> [Short problem] Keep the images out and copy every entry below exactly.

> [Records shown]

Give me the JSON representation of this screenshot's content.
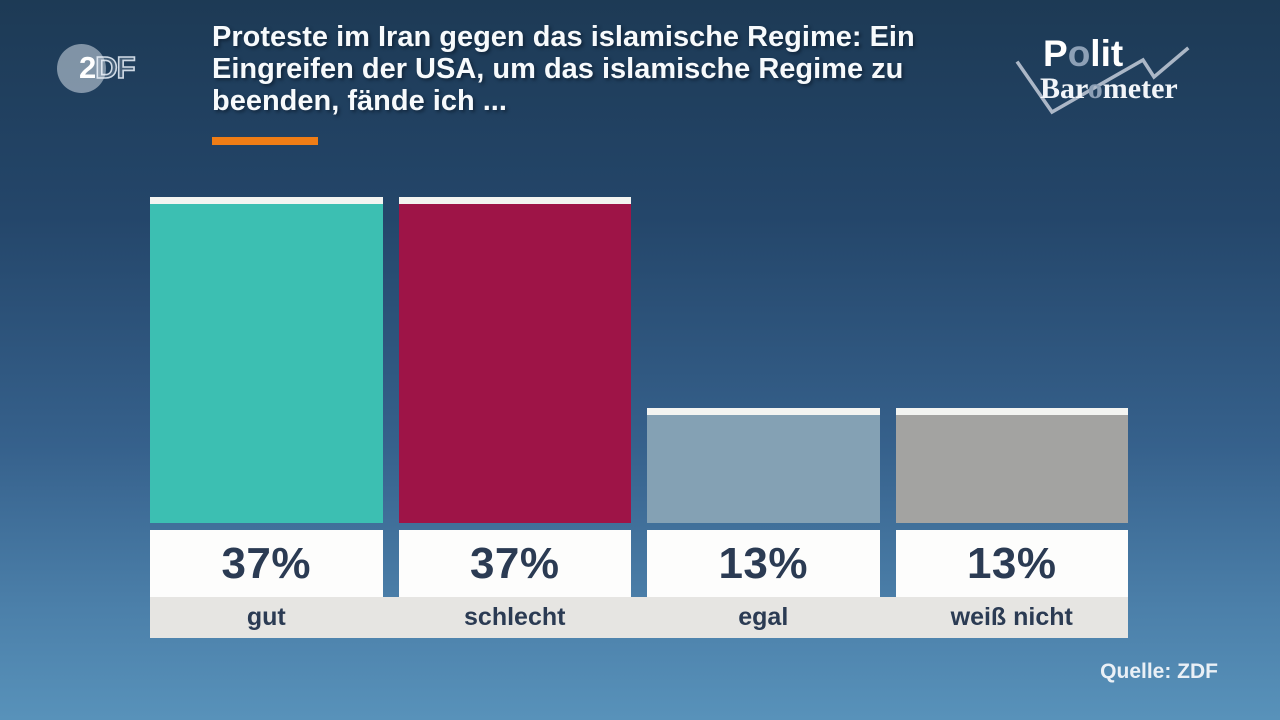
{
  "header": {
    "title_lines": [
      "Proteste im Iran gegen das islamische Regime: Ein",
      "Eingreifen der USA, um das islamische Regime zu",
      "beenden, fände ich ..."
    ],
    "accent_color": "#ef7d16"
  },
  "zdf": {
    "solid": "2",
    "outline": "DF"
  },
  "brand": {
    "polit_parts": [
      "P",
      "o",
      "lit"
    ],
    "barometer_parts": [
      "Bar",
      "o",
      "meter"
    ],
    "gray_letter_color": "#8da0b6"
  },
  "chart_data": {
    "type": "bar",
    "title": "Proteste im Iran gegen das islamische Regime: Ein Eingreifen der USA, um das islamische Regime zu beenden, fände ich ...",
    "categories": [
      "gut",
      "schlecht",
      "egal",
      "weiß nicht"
    ],
    "values": [
      37,
      37,
      13,
      13
    ],
    "value_labels": [
      "37%",
      "37%",
      "13%",
      "13%"
    ],
    "unit": "%",
    "bar_colors": [
      "#3cbfb2",
      "#9e1447",
      "#84a1b4",
      "#a3a3a1"
    ],
    "ylim": [
      0,
      37
    ],
    "legend": "none",
    "grid": false
  },
  "footer": {
    "source": "Quelle: ZDF"
  }
}
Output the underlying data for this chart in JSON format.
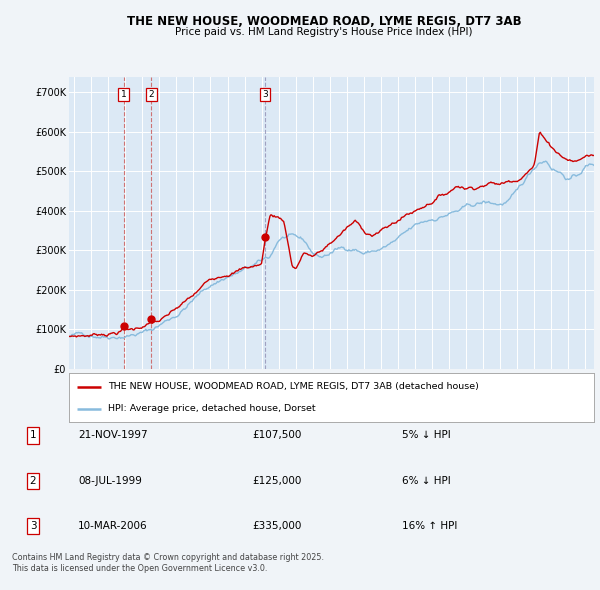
{
  "title1": "THE NEW HOUSE, WOODMEAD ROAD, LYME REGIS, DT7 3AB",
  "title2": "Price paid vs. HM Land Registry's House Price Index (HPI)",
  "ylabel_ticks": [
    "£0",
    "£100K",
    "£200K",
    "£300K",
    "£400K",
    "£500K",
    "£600K",
    "£700K"
  ],
  "ytick_vals": [
    0,
    100000,
    200000,
    300000,
    400000,
    500000,
    600000,
    700000
  ],
  "ylim": [
    0,
    740000
  ],
  "xlim_start": 1994.7,
  "xlim_end": 2025.5,
  "fig_bg_color": "#f0f4f8",
  "plot_bg_color": "#dce9f5",
  "grid_color": "#ffffff",
  "red_line_color": "#cc0000",
  "blue_line_color": "#88bbdd",
  "purchases": [
    {
      "date": 1997.9,
      "price": 107500,
      "label": "1",
      "vline_color": "#cc6666"
    },
    {
      "date": 1999.54,
      "price": 125000,
      "label": "2",
      "vline_color": "#cc6666"
    },
    {
      "date": 2006.19,
      "price": 335000,
      "label": "3",
      "vline_color": "#9999bb"
    }
  ],
  "table_rows": [
    {
      "num": "1",
      "date": "21-NOV-1997",
      "price": "£107,500",
      "pct": "5%",
      "dir": "↓",
      "rel": "HPI"
    },
    {
      "num": "2",
      "date": "08-JUL-1999",
      "price": "£125,000",
      "pct": "6%",
      "dir": "↓",
      "rel": "HPI"
    },
    {
      "num": "3",
      "date": "10-MAR-2006",
      "price": "£335,000",
      "pct": "16%",
      "dir": "↑",
      "rel": "HPI"
    }
  ],
  "legend_red": "THE NEW HOUSE, WOODMEAD ROAD, LYME REGIS, DT7 3AB (detached house)",
  "legend_blue": "HPI: Average price, detached house, Dorset",
  "footer": "Contains HM Land Registry data © Crown copyright and database right 2025.\nThis data is licensed under the Open Government Licence v3.0."
}
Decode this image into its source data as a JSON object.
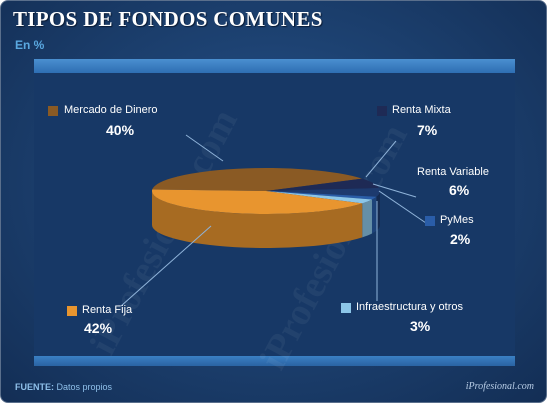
{
  "header": {
    "title": "TIPOS DE FONDOS COMUNES",
    "subtitle": "En %"
  },
  "footer": {
    "source_label": "FUENTE:",
    "source_value": "Datos propios",
    "brand": "iProfesional.com"
  },
  "watermark": "iProfesional.com",
  "chart_data": {
    "type": "pie",
    "title": "TIPOS DE FONDOS COMUNES",
    "subtitle": "En %",
    "slices": [
      {
        "label": "Mercado de Dinero",
        "value": 40,
        "display": "40%",
        "color": "#8a5a24"
      },
      {
        "label": "Renta Mixta",
        "value": 7,
        "display": "7%",
        "color": "#1e2a55"
      },
      {
        "label": "Renta Variable",
        "value": 6,
        "display": "6%",
        "color": "#1d3a6e"
      },
      {
        "label": "PyMes",
        "value": 2,
        "display": "2%",
        "color": "#2a5da8"
      },
      {
        "label": "Infraestructura y otros",
        "value": 3,
        "display": "3%",
        "color": "#8cc6e8"
      },
      {
        "label": "Renta Fija",
        "value": 42,
        "display": "42%",
        "color": "#e8952f"
      }
    ]
  }
}
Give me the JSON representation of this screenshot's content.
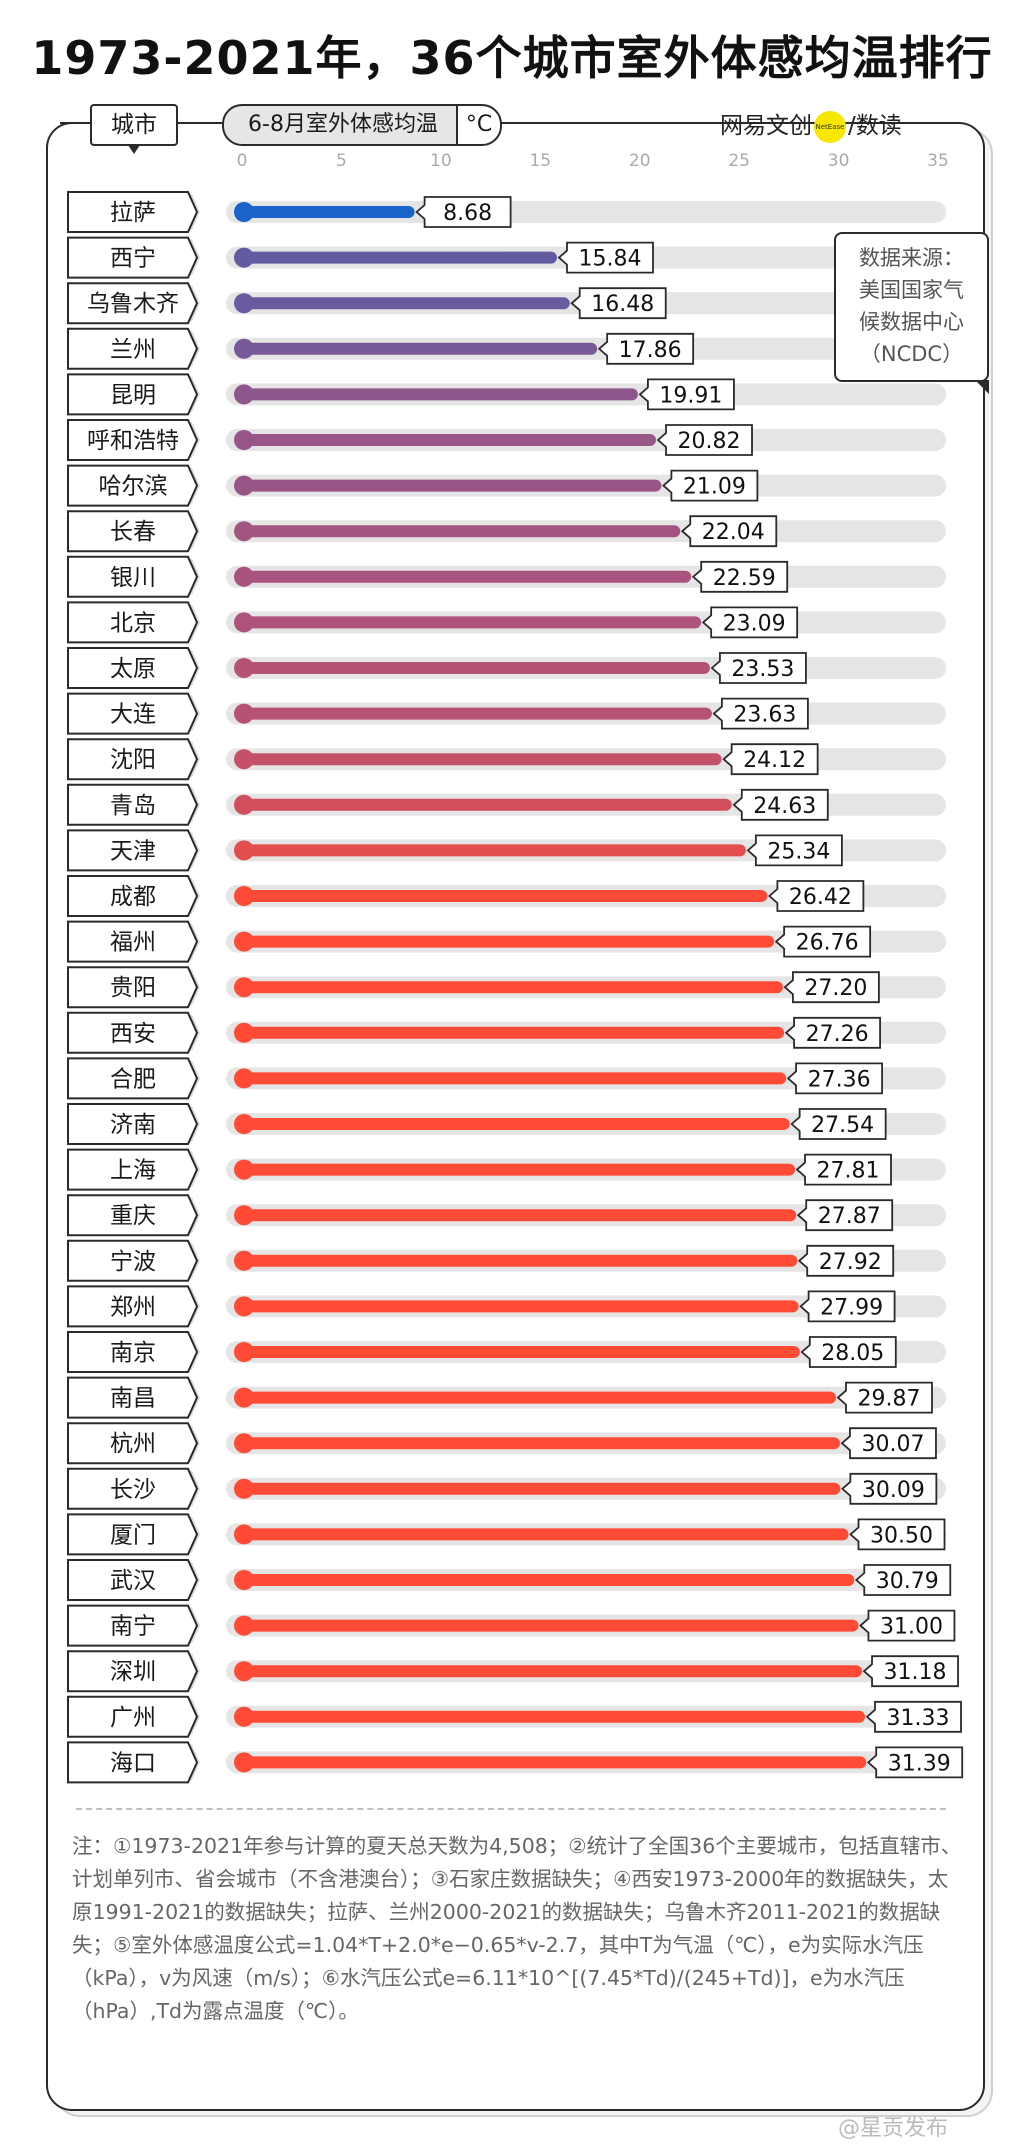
{
  "title": "1973-2021年，36个城市室外体感均温排行",
  "header": {
    "city_label": "城市",
    "metric_label": "6-8月室外体感均温",
    "unit": "°C"
  },
  "logo": {
    "brand": "网易文创",
    "badge": "NetEase",
    "separator": "/",
    "product": "数读"
  },
  "source_box": {
    "line1": "数据来源：",
    "line2": "美国国家气",
    "line3": "候数据中心",
    "line4": "（NCDC）"
  },
  "colors": {
    "cold": "#1a63c9",
    "mid": "#b0537a",
    "warm": "#ff4a35",
    "track": "#e5e5e5"
  },
  "chart_data": {
    "type": "bar",
    "orientation": "horizontal",
    "title": "1973-2021年，36个城市室外体感均温排行",
    "xlabel": "6-8月室外体感均温 °C",
    "xlim": [
      0,
      35
    ],
    "xticks": [
      0,
      5,
      10,
      15,
      20,
      25,
      30,
      35
    ],
    "categories": [
      "拉萨",
      "西宁",
      "乌鲁木齐",
      "兰州",
      "昆明",
      "呼和浩特",
      "哈尔滨",
      "长春",
      "银川",
      "北京",
      "太原",
      "大连",
      "沈阳",
      "青岛",
      "天津",
      "成都",
      "福州",
      "贵阳",
      "西安",
      "合肥",
      "济南",
      "上海",
      "重庆",
      "宁波",
      "郑州",
      "南京",
      "南昌",
      "杭州",
      "长沙",
      "厦门",
      "武汉",
      "南宁",
      "深圳",
      "广州",
      "海口"
    ],
    "values": [
      8.68,
      15.84,
      16.48,
      17.86,
      19.91,
      20.82,
      21.09,
      22.04,
      22.59,
      23.09,
      23.53,
      23.63,
      24.12,
      24.63,
      25.34,
      26.42,
      26.76,
      27.2,
      27.26,
      27.36,
      27.54,
      27.81,
      27.87,
      27.92,
      27.99,
      28.05,
      29.87,
      30.07,
      30.09,
      30.5,
      30.79,
      31.0,
      31.18,
      31.33,
      31.39
    ],
    "labels": [
      "8.68",
      "15.84",
      "16.48",
      "17.86",
      "19.91",
      "20.82",
      "21.09",
      "22.04",
      "22.59",
      "23.09",
      "23.53",
      "23.63",
      "24.12",
      "24.63",
      "25.34",
      "26.42",
      "26.76",
      "27.20",
      "27.26",
      "27.36",
      "27.54",
      "27.81",
      "27.87",
      "27.92",
      "27.99",
      "28.05",
      "29.87",
      "30.07",
      "30.09",
      "30.50",
      "30.79",
      "31.00",
      "31.18",
      "31.33",
      "31.39"
    ],
    "grid": false,
    "legend": "none"
  },
  "notes": "注：①1973-2021年参与计算的夏天总天数为4,508；②统计了全国36个主要城市，包括直辖市、计划单列市、省会城市（不含港澳台）；③石家庄数据缺失；④西安1973-2000年的数据缺失，太原1991-2021的数据缺失；拉萨、兰州2000-2021的数据缺失；乌鲁木齐2011-2021的数据缺失；⑤室外体感温度公式=1.04*T+2.0*e−0.65*v-2.7，其中T为气温（℃），e为实际水汽压（kPa），v为风速（m/s）；⑥水汽压公式e=6.11*10^[(7.45*Td)/(245+Td)]，e为水汽压（hPa）,Td为露点温度（℃）。",
  "credit": "@星贡发布"
}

> [Correct answer]
Give me the JSON representation of this screenshot's content.
{
  "header": {
    "title_lines": [
      "Proteste im Iran gegen das islamische Regime: Ein",
      "Eingreifen der USA, um das islamische Regime zu",
      "beenden, fände ich ..."
    ],
    "accent_color": "#ef7d16"
  },
  "zdf": {
    "solid": "2",
    "outline": "DF"
  },
  "brand": {
    "polit_parts": [
      "P",
      "o",
      "lit"
    ],
    "barometer_parts": [
      "Bar",
      "o",
      "meter"
    ],
    "gray_letter_color": "#8da0b6"
  },
  "chart_data": {
    "type": "bar",
    "title": "Proteste im Iran gegen das islamische Regime: Ein Eingreifen der USA, um das islamische Regime zu beenden, fände ich ...",
    "categories": [
      "gut",
      "schlecht",
      "egal",
      "weiß nicht"
    ],
    "values": [
      37,
      37,
      13,
      13
    ],
    "value_labels": [
      "37%",
      "37%",
      "13%",
      "13%"
    ],
    "unit": "%",
    "bar_colors": [
      "#3cbfb2",
      "#9e1447",
      "#84a1b4",
      "#a3a3a1"
    ],
    "ylim": [
      0,
      37
    ],
    "legend": "none",
    "grid": false
  },
  "footer": {
    "source": "Quelle: ZDF"
  }
}
Output the underlying data for this chart in JSON format.
{
  "title1": "THE NEW HOUSE, WOODMEAD ROAD, LYME REGIS, DT7 3AB",
  "title2": "Price paid vs. HM Land Registry's House Price Index (HPI)",
  "ylabel_ticks": [
    "£0",
    "£100K",
    "£200K",
    "£300K",
    "£400K",
    "£500K",
    "£600K",
    "£700K"
  ],
  "ytick_vals": [
    0,
    100000,
    200000,
    300000,
    400000,
    500000,
    600000,
    700000
  ],
  "ylim": [
    0,
    740000
  ],
  "xlim_start": 1994.7,
  "xlim_end": 2025.5,
  "fig_bg_color": "#f0f4f8",
  "plot_bg_color": "#dce9f5",
  "grid_color": "#ffffff",
  "red_line_color": "#cc0000",
  "blue_line_color": "#88bbdd",
  "purchases": [
    {
      "date": 1997.9,
      "price": 107500,
      "label": "1",
      "vline_color": "#cc6666"
    },
    {
      "date": 1999.54,
      "price": 125000,
      "label": "2",
      "vline_color": "#cc6666"
    },
    {
      "date": 2006.19,
      "price": 335000,
      "label": "3",
      "vline_color": "#9999bb"
    }
  ],
  "table_rows": [
    {
      "num": "1",
      "date": "21-NOV-1997",
      "price": "£107,500",
      "pct": "5%",
      "dir": "↓",
      "rel": "HPI"
    },
    {
      "num": "2",
      "date": "08-JUL-1999",
      "price": "£125,000",
      "pct": "6%",
      "dir": "↓",
      "rel": "HPI"
    },
    {
      "num": "3",
      "date": "10-MAR-2006",
      "price": "£335,000",
      "pct": "16%",
      "dir": "↑",
      "rel": "HPI"
    }
  ],
  "legend_red": "THE NEW HOUSE, WOODMEAD ROAD, LYME REGIS, DT7 3AB (detached house)",
  "legend_blue": "HPI: Average price, detached house, Dorset",
  "footer": "Contains HM Land Registry data © Crown copyright and database right 2025.\nThis data is licensed under the Open Government Licence v3.0."
}
Decode this image into its source data as a JSON object.
{
  "header": {
    "title": "TIPOS DE FONDOS COMUNES",
    "subtitle": "En %"
  },
  "footer": {
    "source_label": "FUENTE:",
    "source_value": "Datos propios",
    "brand": "iProfesional.com"
  },
  "watermark": "iProfesional.com",
  "chart_data": {
    "type": "pie",
    "title": "TIPOS DE FONDOS COMUNES",
    "subtitle": "En %",
    "slices": [
      {
        "label": "Mercado de Dinero",
        "value": 40,
        "display": "40%",
        "color": "#8a5a24"
      },
      {
        "label": "Renta Mixta",
        "value": 7,
        "display": "7%",
        "color": "#1e2a55"
      },
      {
        "label": "Renta Variable",
        "value": 6,
        "display": "6%",
        "color": "#1d3a6e"
      },
      {
        "label": "PyMes",
        "value": 2,
        "display": "2%",
        "color": "#2a5da8"
      },
      {
        "label": "Infraestructura y otros",
        "value": 3,
        "display": "3%",
        "color": "#8cc6e8"
      },
      {
        "label": "Renta Fija",
        "value": 42,
        "display": "42%",
        "color": "#e8952f"
      }
    ]
  }
}
Give me the JSON representation of this screenshot's content.
{
  "title": "1973-2021年，36个城市室外体感均温排行",
  "header": {
    "city_label": "城市",
    "metric_label": "6-8月室外体感均温",
    "unit": "°C"
  },
  "logo": {
    "brand": "网易文创",
    "badge": "NetEase",
    "separator": "/",
    "product": "数读"
  },
  "source_box": {
    "line1": "数据来源：",
    "line2": "美国国家气",
    "line3": "候数据中心",
    "line4": "（NCDC）"
  },
  "colors": {
    "cold": "#1a63c9",
    "mid": "#b0537a",
    "warm": "#ff4a35",
    "track": "#e5e5e5"
  },
  "chart_data": {
    "type": "bar",
    "orientation": "horizontal",
    "title": "1973-2021年，36个城市室外体感均温排行",
    "xlabel": "6-8月室外体感均温 °C",
    "xlim": [
      0,
      35
    ],
    "xticks": [
      0,
      5,
      10,
      15,
      20,
      25,
      30,
      35
    ],
    "categories": [
      "拉萨",
      "西宁",
      "乌鲁木齐",
      "兰州",
      "昆明",
      "呼和浩特",
      "哈尔滨",
      "长春",
      "银川",
      "北京",
      "太原",
      "大连",
      "沈阳",
      "青岛",
      "天津",
      "成都",
      "福州",
      "贵阳",
      "西安",
      "合肥",
      "济南",
      "上海",
      "重庆",
      "宁波",
      "郑州",
      "南京",
      "南昌",
      "杭州",
      "长沙",
      "厦门",
      "武汉",
      "南宁",
      "深圳",
      "广州",
      "海口"
    ],
    "values": [
      8.68,
      15.84,
      16.48,
      17.86,
      19.91,
      20.82,
      21.09,
      22.04,
      22.59,
      23.09,
      23.53,
      23.63,
      24.12,
      24.63,
      25.34,
      26.42,
      26.76,
      27.2,
      27.26,
      27.36,
      27.54,
      27.81,
      27.87,
      27.92,
      27.99,
      28.05,
      29.87,
      30.07,
      30.09,
      30.5,
      30.79,
      31.0,
      31.18,
      31.33,
      31.39
    ],
    "labels": [
      "8.68",
      "15.84",
      "16.48",
      "17.86",
      "19.91",
      "20.82",
      "21.09",
      "22.04",
      "22.59",
      "23.09",
      "23.53",
      "23.63",
      "24.12",
      "24.63",
      "25.34",
      "26.42",
      "26.76",
      "27.20",
      "27.26",
      "27.36",
      "27.54",
      "27.81",
      "27.87",
      "27.92",
      "27.99",
      "28.05",
      "29.87",
      "30.07",
      "30.09",
      "30.50",
      "30.79",
      "31.00",
      "31.18",
      "31.33",
      "31.39"
    ],
    "grid": false,
    "legend": "none"
  },
  "notes": "注：①1973-2021年参与计算的夏天总天数为4,508；②统计了全国36个主要城市，包括直辖市、计划单列市、省会城市（不含港澳台）；③石家庄数据缺失；④西安1973-2000年的数据缺失，太原1991-2021的数据缺失；拉萨、兰州2000-2021的数据缺失；乌鲁木齐2011-2021的数据缺失；⑤室外体感温度公式=1.04*T+2.0*e−0.65*v-2.7，其中T为气温（℃），e为实际水汽压（kPa），v为风速（m/s）；⑥水汽压公式e=6.11*10^[(7.45*Td)/(245+Td)]，e为水汽压（hPa）,Td为露点温度（℃）。",
  "credit": "@星贡发布"
}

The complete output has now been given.